Figure collection entries:
▼
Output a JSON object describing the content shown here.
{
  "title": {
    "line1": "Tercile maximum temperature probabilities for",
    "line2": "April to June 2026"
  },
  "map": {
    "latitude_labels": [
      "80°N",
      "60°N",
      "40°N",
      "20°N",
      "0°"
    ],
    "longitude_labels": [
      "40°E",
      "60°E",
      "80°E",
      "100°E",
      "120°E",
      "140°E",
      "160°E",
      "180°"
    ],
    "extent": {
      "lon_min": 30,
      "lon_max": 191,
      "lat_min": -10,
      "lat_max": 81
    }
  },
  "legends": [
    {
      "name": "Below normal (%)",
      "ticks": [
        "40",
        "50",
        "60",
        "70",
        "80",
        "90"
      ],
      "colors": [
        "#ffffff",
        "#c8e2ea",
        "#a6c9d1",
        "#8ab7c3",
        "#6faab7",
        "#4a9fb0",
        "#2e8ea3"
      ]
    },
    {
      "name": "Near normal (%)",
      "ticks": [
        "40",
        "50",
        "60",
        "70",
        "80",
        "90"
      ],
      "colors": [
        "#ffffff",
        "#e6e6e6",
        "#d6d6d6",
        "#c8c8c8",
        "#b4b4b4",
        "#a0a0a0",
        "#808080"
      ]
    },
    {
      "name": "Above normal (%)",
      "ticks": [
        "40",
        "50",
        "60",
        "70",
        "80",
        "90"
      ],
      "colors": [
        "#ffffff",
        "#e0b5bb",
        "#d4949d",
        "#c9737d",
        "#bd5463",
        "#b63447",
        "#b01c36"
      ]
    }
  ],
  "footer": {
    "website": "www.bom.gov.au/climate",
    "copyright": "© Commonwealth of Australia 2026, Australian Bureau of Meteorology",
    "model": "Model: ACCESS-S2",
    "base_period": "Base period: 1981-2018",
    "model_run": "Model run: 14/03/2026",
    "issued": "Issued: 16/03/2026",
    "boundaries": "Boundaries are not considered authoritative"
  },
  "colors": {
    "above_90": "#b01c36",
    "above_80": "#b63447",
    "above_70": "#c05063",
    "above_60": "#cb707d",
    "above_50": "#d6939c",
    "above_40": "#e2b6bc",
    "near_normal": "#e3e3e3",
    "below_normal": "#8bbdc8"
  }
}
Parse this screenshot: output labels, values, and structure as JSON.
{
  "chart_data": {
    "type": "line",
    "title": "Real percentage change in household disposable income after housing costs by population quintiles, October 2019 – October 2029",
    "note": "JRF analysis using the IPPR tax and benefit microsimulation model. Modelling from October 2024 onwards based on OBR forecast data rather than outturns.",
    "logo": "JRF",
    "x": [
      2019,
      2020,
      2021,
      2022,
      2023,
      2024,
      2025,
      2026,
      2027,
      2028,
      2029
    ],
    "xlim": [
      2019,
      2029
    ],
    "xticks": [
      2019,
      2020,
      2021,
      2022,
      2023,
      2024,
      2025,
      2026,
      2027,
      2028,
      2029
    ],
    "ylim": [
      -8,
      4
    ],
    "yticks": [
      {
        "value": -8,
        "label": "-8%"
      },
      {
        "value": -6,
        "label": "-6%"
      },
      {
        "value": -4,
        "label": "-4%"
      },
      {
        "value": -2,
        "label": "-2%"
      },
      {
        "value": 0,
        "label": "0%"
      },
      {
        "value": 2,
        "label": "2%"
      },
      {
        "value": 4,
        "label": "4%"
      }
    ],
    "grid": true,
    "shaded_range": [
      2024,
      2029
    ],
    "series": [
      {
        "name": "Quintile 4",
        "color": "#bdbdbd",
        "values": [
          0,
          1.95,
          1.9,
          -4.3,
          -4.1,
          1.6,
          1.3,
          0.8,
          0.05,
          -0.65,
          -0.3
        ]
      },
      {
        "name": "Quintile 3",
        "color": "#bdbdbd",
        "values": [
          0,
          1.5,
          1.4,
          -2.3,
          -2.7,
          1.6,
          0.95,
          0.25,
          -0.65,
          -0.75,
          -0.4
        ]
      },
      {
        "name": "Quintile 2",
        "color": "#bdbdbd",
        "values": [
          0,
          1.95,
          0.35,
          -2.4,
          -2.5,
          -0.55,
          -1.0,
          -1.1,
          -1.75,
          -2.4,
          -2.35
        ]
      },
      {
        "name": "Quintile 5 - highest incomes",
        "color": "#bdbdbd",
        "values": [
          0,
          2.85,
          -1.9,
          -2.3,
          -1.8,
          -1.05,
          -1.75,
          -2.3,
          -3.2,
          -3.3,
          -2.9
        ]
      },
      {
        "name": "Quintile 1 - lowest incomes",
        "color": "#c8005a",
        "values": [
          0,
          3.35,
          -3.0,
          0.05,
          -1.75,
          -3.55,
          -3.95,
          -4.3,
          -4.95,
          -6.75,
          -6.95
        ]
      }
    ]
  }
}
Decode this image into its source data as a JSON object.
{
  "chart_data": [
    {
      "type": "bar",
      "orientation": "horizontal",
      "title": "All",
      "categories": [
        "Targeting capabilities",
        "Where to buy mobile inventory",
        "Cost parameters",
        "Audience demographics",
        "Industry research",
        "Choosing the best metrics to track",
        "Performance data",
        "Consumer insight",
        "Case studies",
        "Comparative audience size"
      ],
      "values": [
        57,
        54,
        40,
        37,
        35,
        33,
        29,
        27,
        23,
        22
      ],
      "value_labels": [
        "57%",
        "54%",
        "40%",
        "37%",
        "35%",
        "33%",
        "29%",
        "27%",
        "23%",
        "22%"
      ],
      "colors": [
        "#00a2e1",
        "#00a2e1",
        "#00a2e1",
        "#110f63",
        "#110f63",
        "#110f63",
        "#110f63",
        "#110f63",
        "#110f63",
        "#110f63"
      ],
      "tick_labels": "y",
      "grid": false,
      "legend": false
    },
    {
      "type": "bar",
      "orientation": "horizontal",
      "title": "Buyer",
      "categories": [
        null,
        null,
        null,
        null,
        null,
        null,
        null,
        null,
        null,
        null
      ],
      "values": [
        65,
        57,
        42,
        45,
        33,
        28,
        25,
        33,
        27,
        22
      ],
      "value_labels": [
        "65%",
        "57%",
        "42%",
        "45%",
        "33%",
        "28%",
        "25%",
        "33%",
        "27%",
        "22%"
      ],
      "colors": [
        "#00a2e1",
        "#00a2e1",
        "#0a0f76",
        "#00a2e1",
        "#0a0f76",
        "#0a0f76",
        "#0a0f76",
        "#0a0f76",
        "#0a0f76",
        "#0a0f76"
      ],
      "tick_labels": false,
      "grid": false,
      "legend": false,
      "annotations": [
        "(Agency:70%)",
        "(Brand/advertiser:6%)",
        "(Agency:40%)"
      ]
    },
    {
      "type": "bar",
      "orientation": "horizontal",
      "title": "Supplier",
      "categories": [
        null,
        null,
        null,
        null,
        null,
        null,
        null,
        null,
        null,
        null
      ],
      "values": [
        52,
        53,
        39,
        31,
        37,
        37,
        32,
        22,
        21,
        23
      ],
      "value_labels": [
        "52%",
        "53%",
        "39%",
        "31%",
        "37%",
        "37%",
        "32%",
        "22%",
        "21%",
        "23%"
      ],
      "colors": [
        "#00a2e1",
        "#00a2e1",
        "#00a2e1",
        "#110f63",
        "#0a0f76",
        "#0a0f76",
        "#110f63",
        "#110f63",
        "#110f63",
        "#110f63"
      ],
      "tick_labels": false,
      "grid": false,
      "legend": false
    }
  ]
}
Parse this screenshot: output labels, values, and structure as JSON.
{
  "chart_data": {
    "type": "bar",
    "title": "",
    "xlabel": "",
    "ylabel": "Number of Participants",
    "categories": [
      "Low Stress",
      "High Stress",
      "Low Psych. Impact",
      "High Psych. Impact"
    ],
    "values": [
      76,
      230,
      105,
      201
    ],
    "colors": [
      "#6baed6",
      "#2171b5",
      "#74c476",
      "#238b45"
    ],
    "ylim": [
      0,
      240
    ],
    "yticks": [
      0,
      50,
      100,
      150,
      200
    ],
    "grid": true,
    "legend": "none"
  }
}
▲
Task prompt -
Determine how many lines above contain "object" as a word or string. Give the number alone.

Exercise result -
2